What follows is a set of entries. Repeat them exactly, but not their pictures.

:: Data provided ::

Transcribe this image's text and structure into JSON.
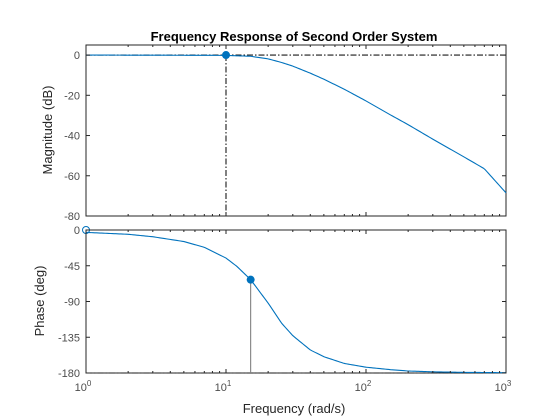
{
  "chart_data": {
    "type": "line",
    "title": "Frequency Response of Second Order System",
    "xlabel": "Frequency  (rad/s)",
    "x_scale": "log",
    "xlim": [
      1,
      1000
    ],
    "x_ticks": [
      {
        "value": 1,
        "base": "10",
        "exp": "0"
      },
      {
        "value": 10,
        "base": "10",
        "exp": "1"
      },
      {
        "value": 100,
        "base": "10",
        "exp": "2"
      },
      {
        "value": 1000,
        "base": "10",
        "exp": "3"
      }
    ],
    "line_color": "#0072bd",
    "marker_color": "#0072bd",
    "ref_line_color": "#1a1a1a",
    "stem_color": "#808080",
    "magnitude": {
      "ylabel": "Magnitude (dB)",
      "ylim": [
        -80,
        5
      ],
      "y_ticks": [
        0,
        -20,
        -40,
        -60,
        -80
      ],
      "x": [
        1,
        5,
        10,
        15,
        20,
        25,
        30,
        40,
        50,
        70,
        100,
        150,
        200,
        300,
        500,
        700,
        1000
      ],
      "y": [
        0,
        -0.1,
        -0.17,
        -0.6,
        -1.9,
        -3.7,
        -5.5,
        -9.0,
        -12.0,
        -17.0,
        -22.8,
        -29.8,
        -34.6,
        -41.8,
        -50.6,
        -56.5,
        -68.5
      ],
      "marker": {
        "x": 10,
        "y": 0
      },
      "dashed_ref_y": 0,
      "vertical_ref_x": 10
    },
    "phase": {
      "ylabel": "Phase (deg)",
      "ylim": [
        -180,
        0
      ],
      "y_ticks": [
        0,
        -45,
        -90,
        -135,
        -180
      ],
      "x": [
        1,
        2,
        3,
        5,
        7,
        10,
        12,
        15,
        20,
        25,
        30,
        40,
        50,
        70,
        100,
        150,
        200,
        300,
        500,
        1000
      ],
      "y": [
        -3,
        -5.4,
        -8.5,
        -14.5,
        -21.8,
        -35.3,
        -46,
        -62.5,
        -92,
        -117.5,
        -133,
        -151,
        -159.5,
        -168,
        -172.7,
        -175.8,
        -177.5,
        -178.5,
        -179.2,
        -179.6
      ],
      "marker": {
        "x": 15,
        "y": -62.5
      },
      "start_marker": {
        "x": 1,
        "y": 0
      },
      "dashed_ref_y": -180
    }
  }
}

:::

*Solved exercise*.
Transcribe this image's text and structure into JSON.
{
  "chart_data": {
    "type": "line",
    "title": "Frequency Response of Second Order System",
    "xlabel": "Frequency  (rad/s)",
    "x_scale": "log",
    "xlim": [
      1,
      1000
    ],
    "x_ticks": [
      {
        "value": 1,
        "base": "10",
        "exp": "0"
      },
      {
        "value": 10,
        "base": "10",
        "exp": "1"
      },
      {
        "value": 100,
        "base": "10",
        "exp": "2"
      },
      {
        "value": 1000,
        "base": "10",
        "exp": "3"
      }
    ],
    "line_color": "#0072bd",
    "marker_color": "#0072bd",
    "ref_line_color": "#1a1a1a",
    "stem_color": "#808080",
    "magnitude": {
      "ylabel": "Magnitude (dB)",
      "ylim": [
        -80,
        5
      ],
      "y_ticks": [
        0,
        -20,
        -40,
        -60,
        -80
      ],
      "x": [
        1,
        5,
        10,
        15,
        20,
        25,
        30,
        40,
        50,
        70,
        100,
        150,
        200,
        300,
        500,
        700,
        1000
      ],
      "y": [
        0,
        -0.1,
        -0.17,
        -0.6,
        -1.9,
        -3.7,
        -5.5,
        -9.0,
        -12.0,
        -17.0,
        -22.8,
        -29.8,
        -34.6,
        -41.8,
        -50.6,
        -56.5,
        -68.5
      ],
      "marker": {
        "x": 10,
        "y": 0
      },
      "dashed_ref_y": 0,
      "vertical_ref_x": 10
    },
    "phase": {
      "ylabel": "Phase (deg)",
      "ylim": [
        -180,
        0
      ],
      "y_ticks": [
        0,
        -45,
        -90,
        -135,
        -180
      ],
      "x": [
        1,
        2,
        3,
        5,
        7,
        10,
        12,
        15,
        20,
        25,
        30,
        40,
        50,
        70,
        100,
        150,
        200,
        300,
        500,
        1000
      ],
      "y": [
        -3,
        -5.4,
        -8.5,
        -14.5,
        -21.8,
        -35.3,
        -46,
        -62.5,
        -92,
        -117.5,
        -133,
        -151,
        -159.5,
        -168,
        -172.7,
        -175.8,
        -177.5,
        -178.5,
        -179.2,
        -179.6
      ],
      "marker": {
        "x": 15,
        "y": -62.5
      },
      "start_marker": {
        "x": 1,
        "y": 0
      },
      "dashed_ref_y": -180
    }
  }
}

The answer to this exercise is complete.